Figure dataset records:

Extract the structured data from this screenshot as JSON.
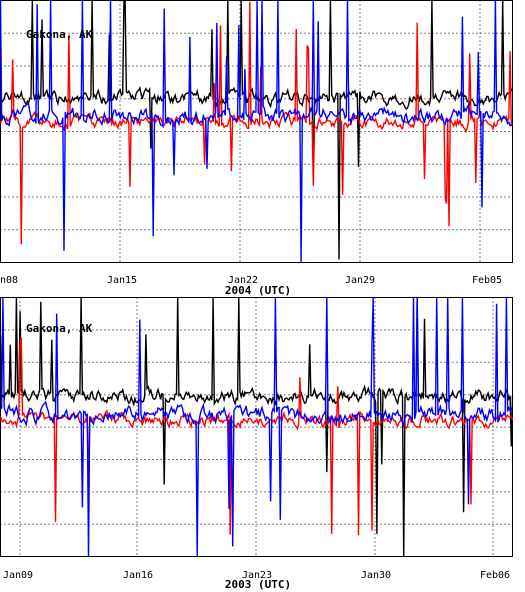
{
  "chart_data": [
    {
      "type": "line",
      "station": "Gakona, AK",
      "xlabel": "2004 (UTC)",
      "ticks": [
        "n08",
        "Jan15",
        "Jan22",
        "Jan29",
        "Feb05"
      ],
      "series_colors": [
        "#000000",
        "#ff0000",
        "#0000ff"
      ],
      "grid": true
    },
    {
      "type": "line",
      "station": "Gakona, AK",
      "xlabel": "2003 (UTC)",
      "ticks": [
        "Jan09",
        "Jan16",
        "Jan23",
        "Jan30",
        "Feb06"
      ],
      "series_colors": [
        "#000000",
        "#ff0000",
        "#0000ff"
      ],
      "grid": true
    }
  ]
}
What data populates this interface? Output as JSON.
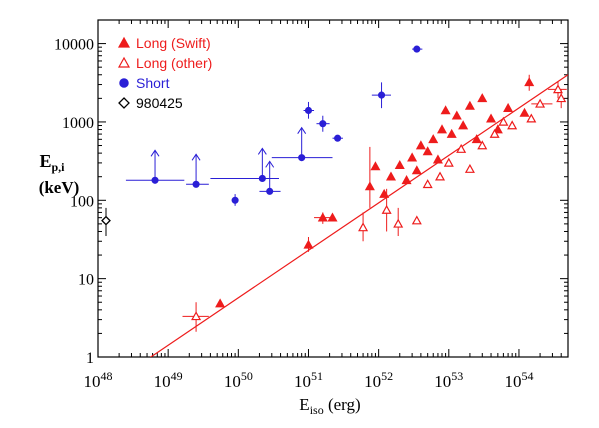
{
  "chart_data": {
    "type": "scatter",
    "xlabel": {
      "main": "E",
      "sub": "iso",
      "unit": " (erg)"
    },
    "ylabel": {
      "main": "E",
      "sub": "p,i",
      "unit": "(keV)"
    },
    "x_scale": "log",
    "y_scale": "log",
    "xlim": [
      1e+48,
      5e+54
    ],
    "ylim": [
      1,
      20000
    ],
    "x_tick_labels": [
      {
        "value": 1e+48,
        "base": "10",
        "exp": "48"
      },
      {
        "value": 1e+49,
        "base": "10",
        "exp": "49"
      },
      {
        "value": 1e+50,
        "base": "10",
        "exp": "50"
      },
      {
        "value": 1e+51,
        "base": "10",
        "exp": "51"
      },
      {
        "value": 1e+52,
        "base": "10",
        "exp": "52"
      },
      {
        "value": 1e+53,
        "base": "10",
        "exp": "53"
      },
      {
        "value": 1e+54,
        "base": "10",
        "exp": "54"
      }
    ],
    "y_tick_labels": [
      {
        "value": 1,
        "label": "1"
      },
      {
        "value": 10,
        "label": "10"
      },
      {
        "value": 100,
        "label": "100"
      },
      {
        "value": 1000,
        "label": "1000"
      },
      {
        "value": 10000,
        "label": "10000"
      }
    ],
    "legend_position": "top-left",
    "legend": [
      {
        "label": "Long (Swift)",
        "marker": "filled-triangle",
        "color": "#ee1c1c"
      },
      {
        "label": "Long (other)",
        "marker": "open-triangle",
        "color": "#ee1c1c"
      },
      {
        "label": "Short",
        "marker": "filled-circle",
        "color": "#2a1fd6"
      },
      {
        "label": "980425",
        "marker": "open-diamond",
        "color": "#000000"
      }
    ],
    "fit_line": {
      "points": [
        [
          1e+48,
          0.35
        ],
        [
          5e+54,
          4000
        ]
      ],
      "color": "#ee1c1c"
    },
    "series": [
      {
        "name": "Long (Swift)",
        "marker": "filled-triangle",
        "color": "#ee1c1c",
        "points": [
          {
            "x": 5.5e+49,
            "y": 4.8
          },
          {
            "x": 1e+51,
            "y": 27,
            "ylo": 22,
            "yhi": 34
          },
          {
            "x": 1.6e+51,
            "y": 60,
            "xlo": 1.2e+51,
            "xhi": 2.2e+51,
            "ylo": 50,
            "yhi": 70
          },
          {
            "x": 2.2e+51,
            "y": 60
          },
          {
            "x": 7.5e+51,
            "y": 150,
            "ylo": 80,
            "yhi": 480
          },
          {
            "x": 9e+51,
            "y": 270
          },
          {
            "x": 1.2e+52,
            "y": 120
          },
          {
            "x": 1.5e+52,
            "y": 200
          },
          {
            "x": 2e+52,
            "y": 280
          },
          {
            "x": 2.5e+52,
            "y": 180
          },
          {
            "x": 3e+52,
            "y": 350
          },
          {
            "x": 3.5e+52,
            "y": 240
          },
          {
            "x": 4e+52,
            "y": 500
          },
          {
            "x": 5e+52,
            "y": 420
          },
          {
            "x": 6e+52,
            "y": 600
          },
          {
            "x": 7e+52,
            "y": 330
          },
          {
            "x": 8e+52,
            "y": 800
          },
          {
            "x": 9e+52,
            "y": 1400
          },
          {
            "x": 1.1e+53,
            "y": 700
          },
          {
            "x": 1.3e+53,
            "y": 1200
          },
          {
            "x": 1.6e+53,
            "y": 900
          },
          {
            "x": 2e+53,
            "y": 1600
          },
          {
            "x": 2.5e+53,
            "y": 600
          },
          {
            "x": 3e+53,
            "y": 2000
          },
          {
            "x": 4e+53,
            "y": 1100
          },
          {
            "x": 5e+53,
            "y": 800
          },
          {
            "x": 7e+53,
            "y": 1500
          },
          {
            "x": 1.2e+54,
            "y": 1300
          },
          {
            "x": 1.4e+54,
            "y": 3200,
            "ylo": 2500,
            "yhi": 4000
          }
        ]
      },
      {
        "name": "Long (other)",
        "marker": "open-triangle",
        "color": "#ee1c1c",
        "points": [
          {
            "x": 2.5e+49,
            "y": 3.3,
            "xlo": 1.6e+49,
            "xhi": 3.8e+49,
            "ylo": 2.1,
            "yhi": 5.0
          },
          {
            "x": 6e+51,
            "y": 45,
            "ylo": 30,
            "yhi": 70
          },
          {
            "x": 1.3e+52,
            "y": 75,
            "ylo": 40,
            "yhi": 140
          },
          {
            "x": 1.9e+52,
            "y": 50,
            "ylo": 35,
            "yhi": 80
          },
          {
            "x": 3.5e+52,
            "y": 55
          },
          {
            "x": 5e+52,
            "y": 160
          },
          {
            "x": 7.5e+52,
            "y": 200
          },
          {
            "x": 1e+53,
            "y": 300
          },
          {
            "x": 1.5e+53,
            "y": 450
          },
          {
            "x": 2e+53,
            "y": 250
          },
          {
            "x": 3e+53,
            "y": 500
          },
          {
            "x": 4.5e+53,
            "y": 700
          },
          {
            "x": 6e+53,
            "y": 1000
          },
          {
            "x": 8e+53,
            "y": 900
          },
          {
            "x": 1.5e+54,
            "y": 1100
          },
          {
            "x": 2e+54,
            "y": 1700,
            "xlo": 1.5e+54,
            "xhi": 3e+54
          },
          {
            "x": 3.6e+54,
            "y": 2600,
            "xlo": 2.6e+54,
            "xhi": 4.8e+54,
            "ylo": 2000,
            "yhi": 3300
          },
          {
            "x": 4e+54,
            "y": 2000,
            "ylo": 1500,
            "yhi": 2600
          }
        ]
      },
      {
        "name": "Short",
        "marker": "filled-circle",
        "color": "#2a1fd6",
        "points": [
          {
            "x": 6.5e+48,
            "y": 180,
            "xlo": 2.5e+48,
            "xhi": 1.7e+49,
            "lower_limit": true
          },
          {
            "x": 2.5e+49,
            "y": 160,
            "xlo": 1.8e+49,
            "xhi": 3.8e+49,
            "lower_limit": true
          },
          {
            "x": 9e+49,
            "y": 100,
            "ylo": 85,
            "yhi": 120
          },
          {
            "x": 2.2e+50,
            "y": 190,
            "xlo": 4e+49,
            "xhi": 3.8e+50,
            "lower_limit": true
          },
          {
            "x": 2.8e+50,
            "y": 130,
            "xlo": 2e+50,
            "xhi": 4e+50,
            "lower_limit": true
          },
          {
            "x": 8e+50,
            "y": 350,
            "xlo": 3e+50,
            "xhi": 2.2e+51,
            "lower_limit": true
          },
          {
            "x": 1e+51,
            "y": 1400,
            "xlo": 8.5e+50,
            "xhi": 1.2e+51,
            "ylo": 1100,
            "yhi": 1800
          },
          {
            "x": 1.6e+51,
            "y": 950,
            "xlo": 1.3e+51,
            "xhi": 2e+51,
            "ylo": 750,
            "yhi": 1200
          },
          {
            "x": 2.6e+51,
            "y": 620,
            "xlo": 2.2e+51,
            "xhi": 3.1e+51
          },
          {
            "x": 1.1e+52,
            "y": 2200,
            "xlo": 8e+51,
            "xhi": 1.5e+52,
            "ylo": 1500,
            "yhi": 3200
          },
          {
            "x": 3.5e+52,
            "y": 8500,
            "xlo": 3e+52,
            "xhi": 4.2e+52
          }
        ]
      },
      {
        "name": "980425",
        "marker": "open-diamond",
        "color": "#000000",
        "points": [
          {
            "x": 1.3e+48,
            "y": 55,
            "xlo": 1.2e+48,
            "xhi": 1.45e+48,
            "ylo": 35,
            "yhi": 80
          }
        ]
      }
    ]
  }
}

=== TASK PROMPT ===
Each line above that holds the string "this" should be copied and shown.

=== RESPONSE BELOW ===
Extract the structured data from this screenshot as JSON.
What data populates this interface? Output as JSON.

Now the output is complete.